:: WORK REQUIRED ::
Go through the records and count the lines where the string "JAMA" occurs. Reply with the number only.

--- DATA FOR THIS EXERCISE Enclosed Below ---

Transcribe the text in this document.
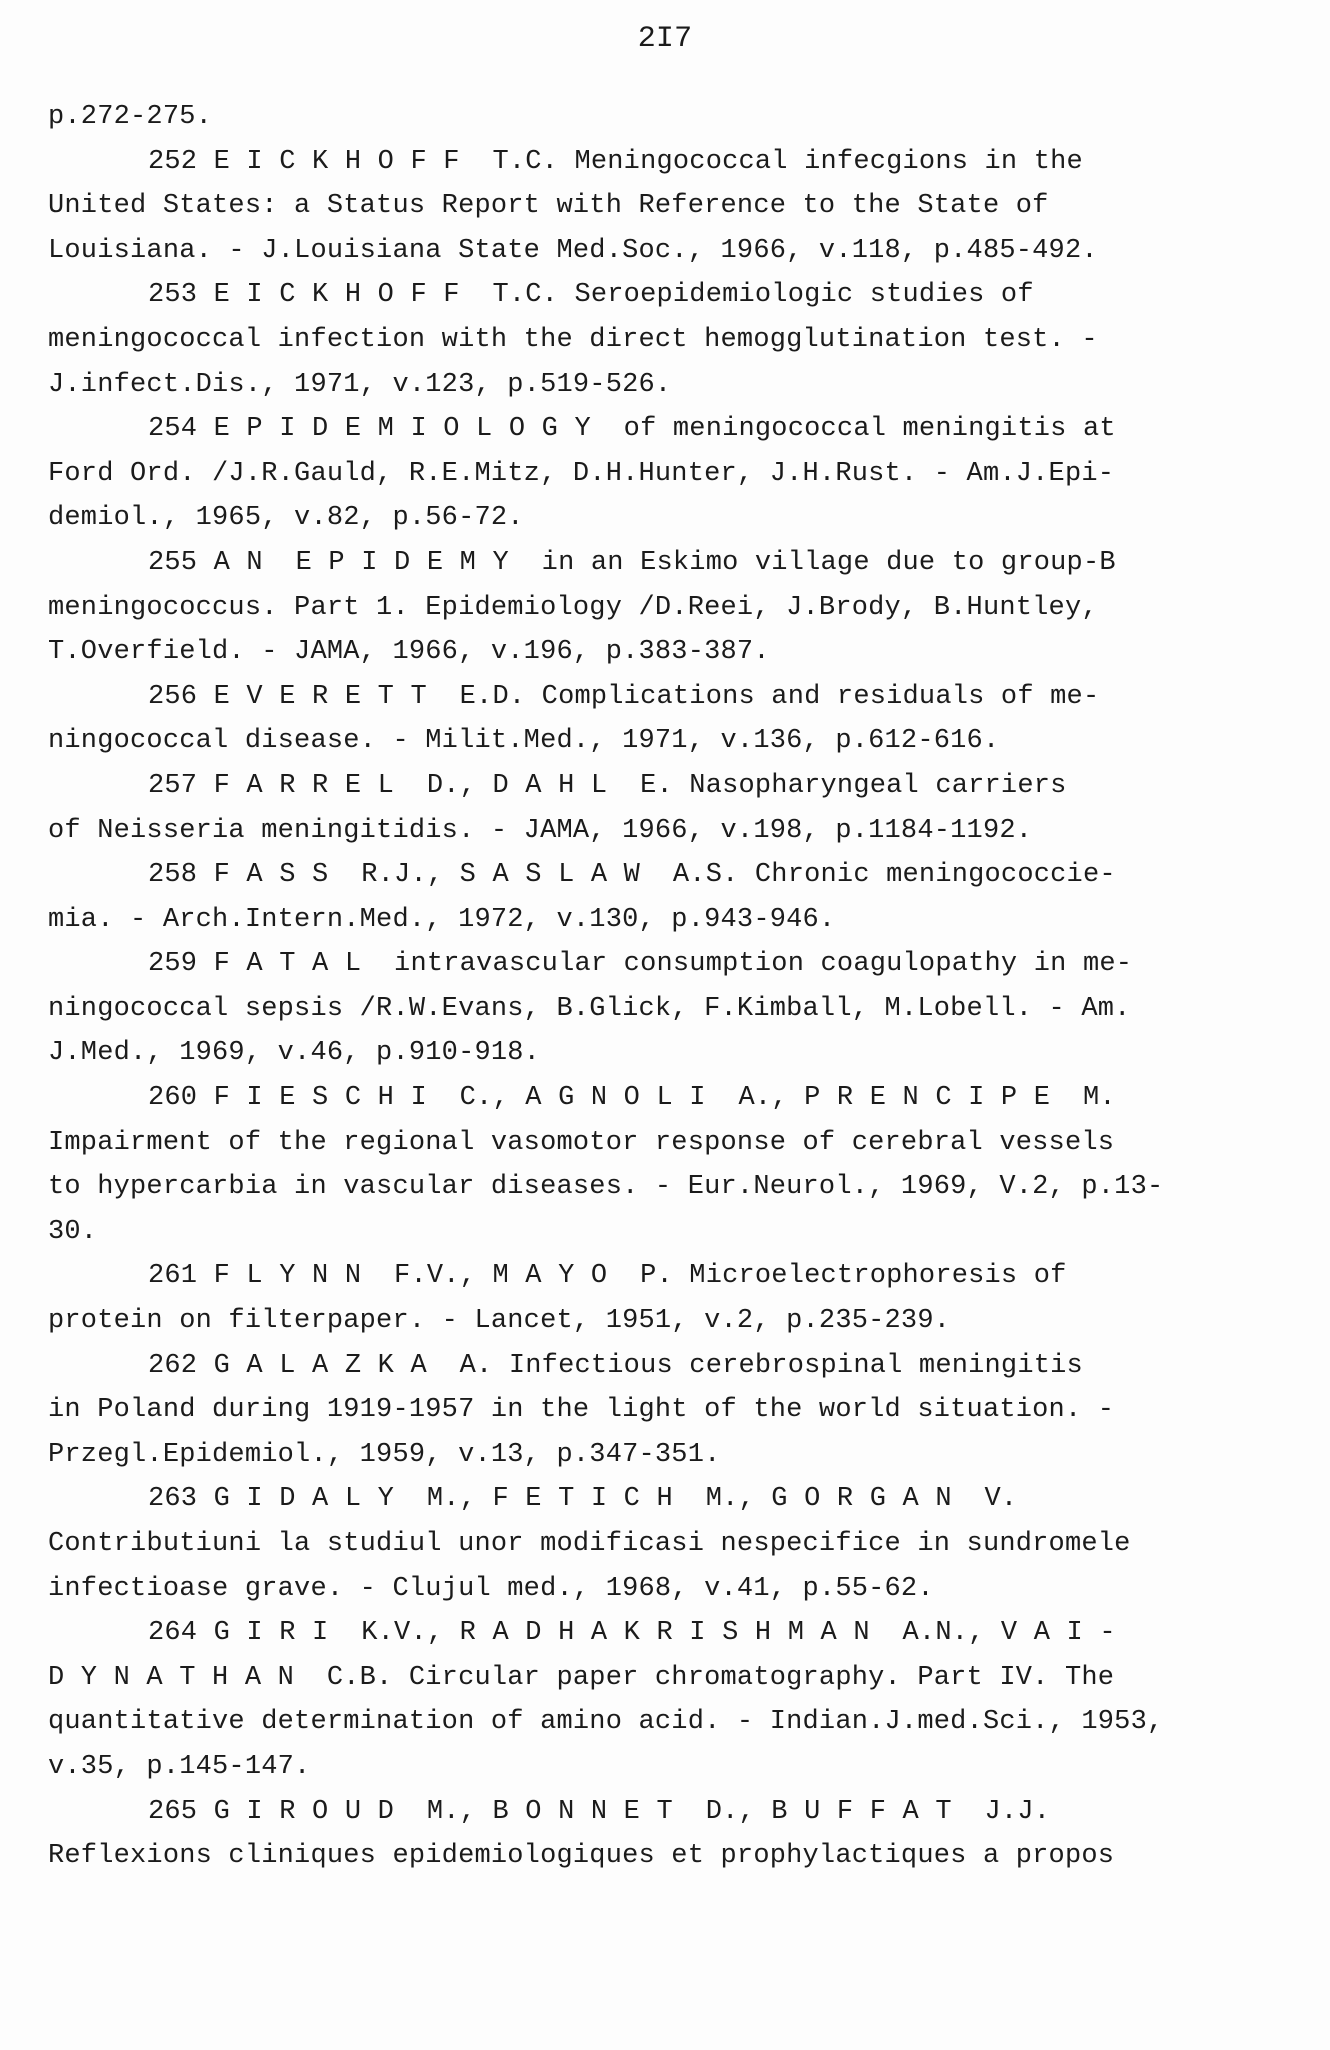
2I7
p.272-275.
252 E I C K H O F F  T.C. Meningococcal infecgions in the
United States: a Status Report with Reference to the State of
Louisiana. - J.Louisiana State Med.Soc., 1966, v.118, p.485-492.
253 E I C K H O F F  T.C. Seroepidemiologic studies of
meningococcal infection with the direct hemogglutination test. -
J.infect.Dis., 1971, v.123, p.519-526.
254 E P I D E M I O L O G Y  of meningococcal meningitis at
Ford Ord. /J.R.Gauld, R.E.Mitz, D.H.Hunter, J.H.Rust. - Am.J.Epi-
demiol., 1965, v.82, p.56-72.
255 A N  E P I D E M Y  in an Eskimo village due to group-B
meningococcus. Part 1. Epidemiology /D.Reei, J.Brody, B.Huntley,
T.Overfield. - JAMA, 1966, v.196, p.383-387.
256 E V E R E T T  E.D. Complications and residuals of me-
ningococcal disease. - Milit.Med., 1971, v.136, p.612-616.
257 F A R R E L  D., D A H L  E. Nasopharyngeal carriers
of Neisseria meningitidis. - JAMA, 1966, v.198, p.1184-1192.
258 F A S S  R.J., S A S L A W  A.S. Chronic meningococcie-
mia. - Arch.Intern.Med., 1972, v.130, p.943-946.
259 F A T A L  intravascular consumption coagulopathy in me-
ningococcal sepsis /R.W.Evans, B.Glick, F.Kimball, M.Lobell. - Am.
J.Med., 1969, v.46, p.910-918.
260 F I E S C H I  C., A G N O L I  A., P R E N C I P E  M.
Impairment of the regional vasomotor response of cerebral vessels
to hypercarbia in vascular diseases. - Eur.Neurol., 1969, V.2, p.13-
30.
261 F L Y N N  F.V., M A Y O  P. Microelectrophoresis of
protein on filterpaper. - Lancet, 1951, v.2, p.235-239.
262 G A L A Z K A  A. Infectious cerebrospinal meningitis
in Poland during 1919-1957 in the light of the world situation. -
Przegl.Epidemiol., 1959, v.13, p.347-351.
263 G I D A L Y  M., F E T I C H  M., G O R G A N  V.
Contributiuni la studiul unor modificasi nespecifice in sundromele
infectioase grave. - Clujul med., 1968, v.41, p.55-62.
264 G I R I  K.V., R A D H A K R I S H M A N  A.N., V A I -
D Y N A T H A N  C.B. Circular paper chromatography. Part IV. The
quantitative determination of amino acid. - Indian.J.med.Sci., 1953,
v.35, p.145-147.
265 G I R O U D  M., B O N N E T  D., B U F F A T  J.J.
Reflexions cliniques epidemiologiques et prophylactiques a propos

--- End of Enclosed DATA FOR THIS EXERCISE ---

:: ANSWER TO THIS PROBLEM ::
2